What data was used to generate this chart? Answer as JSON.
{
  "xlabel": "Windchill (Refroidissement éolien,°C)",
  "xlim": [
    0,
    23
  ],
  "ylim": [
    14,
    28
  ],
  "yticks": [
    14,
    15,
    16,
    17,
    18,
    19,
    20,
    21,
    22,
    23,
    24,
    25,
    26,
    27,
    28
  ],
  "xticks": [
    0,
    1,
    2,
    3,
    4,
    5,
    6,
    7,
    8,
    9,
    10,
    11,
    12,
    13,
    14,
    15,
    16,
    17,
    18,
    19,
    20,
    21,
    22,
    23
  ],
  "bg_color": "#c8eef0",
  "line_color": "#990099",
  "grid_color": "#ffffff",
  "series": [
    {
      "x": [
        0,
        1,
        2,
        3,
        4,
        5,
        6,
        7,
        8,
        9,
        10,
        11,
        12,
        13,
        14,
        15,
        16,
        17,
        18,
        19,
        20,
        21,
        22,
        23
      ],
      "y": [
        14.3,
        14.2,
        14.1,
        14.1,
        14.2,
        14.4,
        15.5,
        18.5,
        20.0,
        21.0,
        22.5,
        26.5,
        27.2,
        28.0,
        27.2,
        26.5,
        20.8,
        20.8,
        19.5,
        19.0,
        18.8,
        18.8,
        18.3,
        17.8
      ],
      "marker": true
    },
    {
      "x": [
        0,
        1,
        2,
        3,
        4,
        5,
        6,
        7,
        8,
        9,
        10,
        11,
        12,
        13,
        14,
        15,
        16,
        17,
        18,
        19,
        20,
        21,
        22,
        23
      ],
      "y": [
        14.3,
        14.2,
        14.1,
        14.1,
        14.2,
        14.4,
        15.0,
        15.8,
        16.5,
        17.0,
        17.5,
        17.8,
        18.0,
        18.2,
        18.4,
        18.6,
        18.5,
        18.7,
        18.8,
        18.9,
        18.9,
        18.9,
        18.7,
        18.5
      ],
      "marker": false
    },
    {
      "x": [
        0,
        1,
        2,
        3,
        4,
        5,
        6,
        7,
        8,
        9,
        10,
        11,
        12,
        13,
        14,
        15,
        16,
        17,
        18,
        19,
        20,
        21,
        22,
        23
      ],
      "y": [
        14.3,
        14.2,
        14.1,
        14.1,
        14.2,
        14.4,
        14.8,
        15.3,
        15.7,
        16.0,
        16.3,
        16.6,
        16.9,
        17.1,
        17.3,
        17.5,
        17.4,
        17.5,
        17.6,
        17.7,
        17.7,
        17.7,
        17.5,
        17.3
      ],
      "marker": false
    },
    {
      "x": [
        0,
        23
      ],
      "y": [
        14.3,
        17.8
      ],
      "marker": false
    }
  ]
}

Written task: Produce an exact copy of all the records.

Solved problem:
What data was used to generate this chart? Answer as JSON.
{
  "xlabel": "Windchill (Refroidissement éolien,°C)",
  "xlim": [
    0,
    23
  ],
  "ylim": [
    14,
    28
  ],
  "yticks": [
    14,
    15,
    16,
    17,
    18,
    19,
    20,
    21,
    22,
    23,
    24,
    25,
    26,
    27,
    28
  ],
  "xticks": [
    0,
    1,
    2,
    3,
    4,
    5,
    6,
    7,
    8,
    9,
    10,
    11,
    12,
    13,
    14,
    15,
    16,
    17,
    18,
    19,
    20,
    21,
    22,
    23
  ],
  "bg_color": "#c8eef0",
  "line_color": "#990099",
  "grid_color": "#ffffff",
  "series": [
    {
      "x": [
        0,
        1,
        2,
        3,
        4,
        5,
        6,
        7,
        8,
        9,
        10,
        11,
        12,
        13,
        14,
        15,
        16,
        17,
        18,
        19,
        20,
        21,
        22,
        23
      ],
      "y": [
        14.3,
        14.2,
        14.1,
        14.1,
        14.2,
        14.4,
        15.5,
        18.5,
        20.0,
        21.0,
        22.5,
        26.5,
        27.2,
        28.0,
        27.2,
        26.5,
        20.8,
        20.8,
        19.5,
        19.0,
        18.8,
        18.8,
        18.3,
        17.8
      ],
      "marker": true
    },
    {
      "x": [
        0,
        1,
        2,
        3,
        4,
        5,
        6,
        7,
        8,
        9,
        10,
        11,
        12,
        13,
        14,
        15,
        16,
        17,
        18,
        19,
        20,
        21,
        22,
        23
      ],
      "y": [
        14.3,
        14.2,
        14.1,
        14.1,
        14.2,
        14.4,
        15.0,
        15.8,
        16.5,
        17.0,
        17.5,
        17.8,
        18.0,
        18.2,
        18.4,
        18.6,
        18.5,
        18.7,
        18.8,
        18.9,
        18.9,
        18.9,
        18.7,
        18.5
      ],
      "marker": false
    },
    {
      "x": [
        0,
        1,
        2,
        3,
        4,
        5,
        6,
        7,
        8,
        9,
        10,
        11,
        12,
        13,
        14,
        15,
        16,
        17,
        18,
        19,
        20,
        21,
        22,
        23
      ],
      "y": [
        14.3,
        14.2,
        14.1,
        14.1,
        14.2,
        14.4,
        14.8,
        15.3,
        15.7,
        16.0,
        16.3,
        16.6,
        16.9,
        17.1,
        17.3,
        17.5,
        17.4,
        17.5,
        17.6,
        17.7,
        17.7,
        17.7,
        17.5,
        17.3
      ],
      "marker": false
    },
    {
      "x": [
        0,
        23
      ],
      "y": [
        14.3,
        17.8
      ],
      "marker": false
    }
  ]
}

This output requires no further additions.